- **CHALLENGE**
Rewrite the records from the line with "hand-pointer-icon: [353, 1248, 389, 1299]" through the line with "requester-name: Chantal Stangenberger: [17, 718, 413, 758]", replacing "charging-icon" with "power-icon" and leaving everything else unchanged.

[Extracted records]

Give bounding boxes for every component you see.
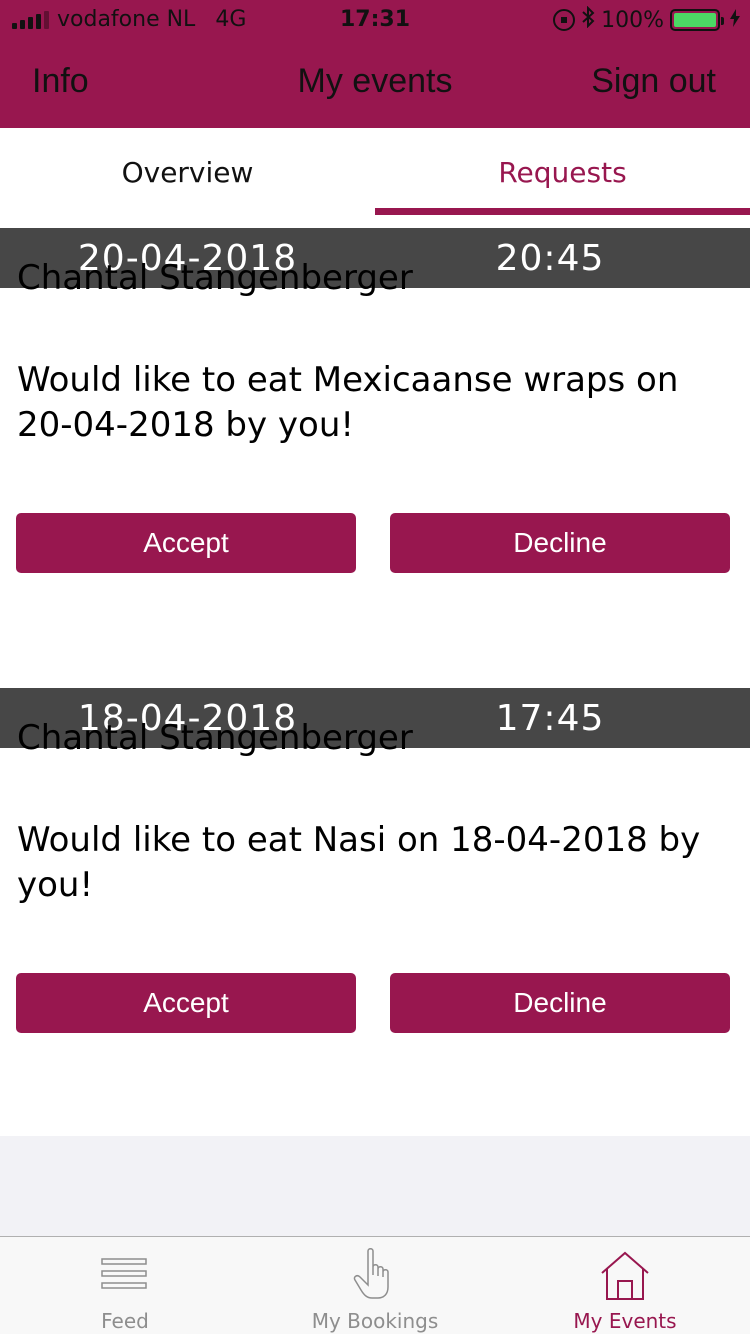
hand-pointer-icon: [353, 1248, 389, 1299]
charging-icon: [730, 8, 740, 32]
tab-overview[interactable]: Overview: [0, 156, 375, 189]
tab-bar-my-bookings[interactable]: My Bookings: [250, 1237, 500, 1334]
orientation-lock-icon: [553, 9, 576, 31]
requester-name: Chantal Stangenberger: [17, 718, 413, 758]
decline-button[interactable]: Decline: [390, 973, 730, 1033]
tab-bar-events-label: My Events: [573, 1309, 677, 1333]
nav-title: My events: [297, 62, 453, 100]
bottom-tab-bar: Feed My Bookings My Events: [0, 1236, 750, 1334]
tab-bar-my-events[interactable]: My Events: [500, 1237, 750, 1334]
battery-percentage: 100%: [601, 7, 664, 33]
tab-bar-feed-label: Feed: [101, 1309, 149, 1333]
bluetooth-icon: [581, 5, 595, 34]
segment-tabs: Overview Requests: [0, 128, 750, 216]
tab-requests[interactable]: Requests: [375, 156, 750, 189]
requester-name: Chantal Stangenberger: [17, 258, 413, 298]
request-card: 18-04-2018 17:45 Chantal Stangenberger W…: [0, 688, 750, 1136]
sign-out-button[interactable]: Sign out: [591, 62, 716, 101]
feed-list-icon: [101, 1258, 147, 1289]
tab-bar-feed[interactable]: Feed: [0, 1237, 250, 1334]
accept-button[interactable]: Accept: [16, 513, 356, 573]
list-footer-background: [0, 1136, 750, 1236]
request-time: 17:45: [495, 698, 605, 739]
nav-bar: Info My events Sign out: [0, 40, 750, 128]
request-time: 20:45: [495, 238, 605, 279]
status-bar: vodafone NL 4G 17:31 100%: [0, 0, 750, 40]
status-right: 100%: [553, 5, 740, 34]
battery-icon: [670, 9, 724, 31]
active-tab-indicator: [375, 208, 750, 215]
request-message: Would like to eat Nasi on 18-04-2018 by …: [17, 820, 701, 905]
accept-button[interactable]: Accept: [16, 973, 356, 1033]
home-icon: [601, 1251, 649, 1300]
decline-button[interactable]: Decline: [390, 513, 730, 573]
info-button[interactable]: Info: [32, 62, 89, 101]
tab-bar-bookings-label: My Bookings: [311, 1309, 439, 1333]
request-card: 20-04-2018 20:45 Chantal Stangenberger W…: [0, 228, 750, 688]
request-message: Would like to eat Mexicaanse wraps on 20…: [17, 360, 679, 445]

- **RESULT OF THIS TASK**
hand-pointer-icon: [353, 1248, 389, 1299]
power-icon: [730, 8, 740, 32]
tab-overview[interactable]: Overview: [0, 156, 375, 189]
tab-bar-my-bookings[interactable]: My Bookings: [250, 1237, 500, 1334]
orientation-lock-icon: [553, 9, 576, 31]
requester-name: Chantal Stangenberger: [17, 718, 413, 758]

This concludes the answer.